WORK TO BE COMPLETED: Return all of the data exactly as written, without the pictures.

THE INPUT:
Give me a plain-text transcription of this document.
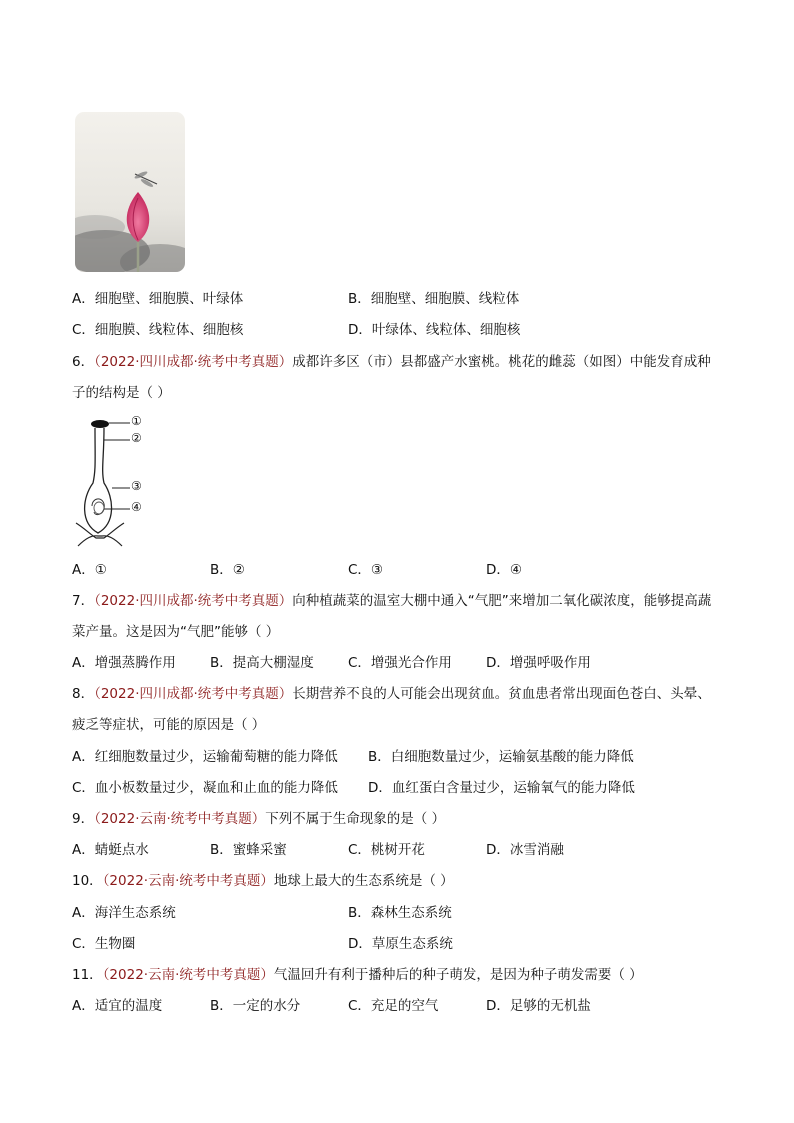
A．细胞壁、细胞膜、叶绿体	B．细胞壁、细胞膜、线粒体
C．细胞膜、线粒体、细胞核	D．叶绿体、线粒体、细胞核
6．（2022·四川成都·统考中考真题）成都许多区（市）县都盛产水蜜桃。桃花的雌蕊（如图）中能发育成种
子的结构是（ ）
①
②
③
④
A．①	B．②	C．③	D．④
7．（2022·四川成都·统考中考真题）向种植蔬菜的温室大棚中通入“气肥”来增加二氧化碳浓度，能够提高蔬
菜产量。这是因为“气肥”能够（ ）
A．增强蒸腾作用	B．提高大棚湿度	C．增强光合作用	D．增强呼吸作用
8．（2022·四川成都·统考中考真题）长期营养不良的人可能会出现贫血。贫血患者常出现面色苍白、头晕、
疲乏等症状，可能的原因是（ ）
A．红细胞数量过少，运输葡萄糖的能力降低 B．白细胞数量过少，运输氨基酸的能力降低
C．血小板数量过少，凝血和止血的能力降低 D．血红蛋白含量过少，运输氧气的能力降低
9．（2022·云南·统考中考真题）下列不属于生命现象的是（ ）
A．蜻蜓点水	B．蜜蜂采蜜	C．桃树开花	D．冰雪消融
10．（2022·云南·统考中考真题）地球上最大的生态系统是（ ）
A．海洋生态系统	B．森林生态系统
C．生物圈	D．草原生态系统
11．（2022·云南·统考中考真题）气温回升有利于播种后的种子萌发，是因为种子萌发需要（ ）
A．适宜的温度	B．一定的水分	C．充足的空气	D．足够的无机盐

TASK ANSWER:
Give me a plain-text transcription of this document.
A．细胞壁、细胞膜、叶绿体	B．细胞壁、细胞膜、线粒体
C．细胞膜、线粒体、细胞核	D．叶绿体、线粒体、细胞核
6．（2022·四川成都·统考中考真题）成都许多区（市）县都盛产水蜜桃。桃花的雌蕊（如图）中能发育成种
子的结构是（ ）
①
②
③
④
A．①	B．②	C．③	D．④
7．（2022·四川成都·统考中考真题）向种植蔬菜的温室大棚中通入“气肥”来增加二氧化碳浓度，能够提高蔬
菜产量。这是因为“气肥”能够（ ）
A．增强蒸腾作用	B．提高大棚湿度	C．增强光合作用	D．增强呼吸作用
8．（2022·四川成都·统考中考真题）长期营养不良的人可能会出现贫血。贫血患者常出现面色苍白、头晕、
疲乏等症状，可能的原因是（ ）
A．红细胞数量过少，运输葡萄糖的能力降低 B．白细胞数量过少，运输氨基酸的能力降低
C．血小板数量过少，凝血和止血的能力降低 D．血红蛋白含量过少，运输氧气的能力降低
9．（2022·云南·统考中考真题）下列不属于生命现象的是（ ）
A．蜻蜓点水	B．蜜蜂采蜜	C．桃树开花	D．冰雪消融
10．（2022·云南·统考中考真题）地球上最大的生态系统是（ ）
A．海洋生态系统	B．森林生态系统
C．生物圈	D．草原生态系统
11．（2022·云南·统考中考真题）气温回升有利于播种后的种子萌发，是因为种子萌发需要（ ）
A．适宜的温度	B．一定的水分	C．充足的空气	D．足够的无机盐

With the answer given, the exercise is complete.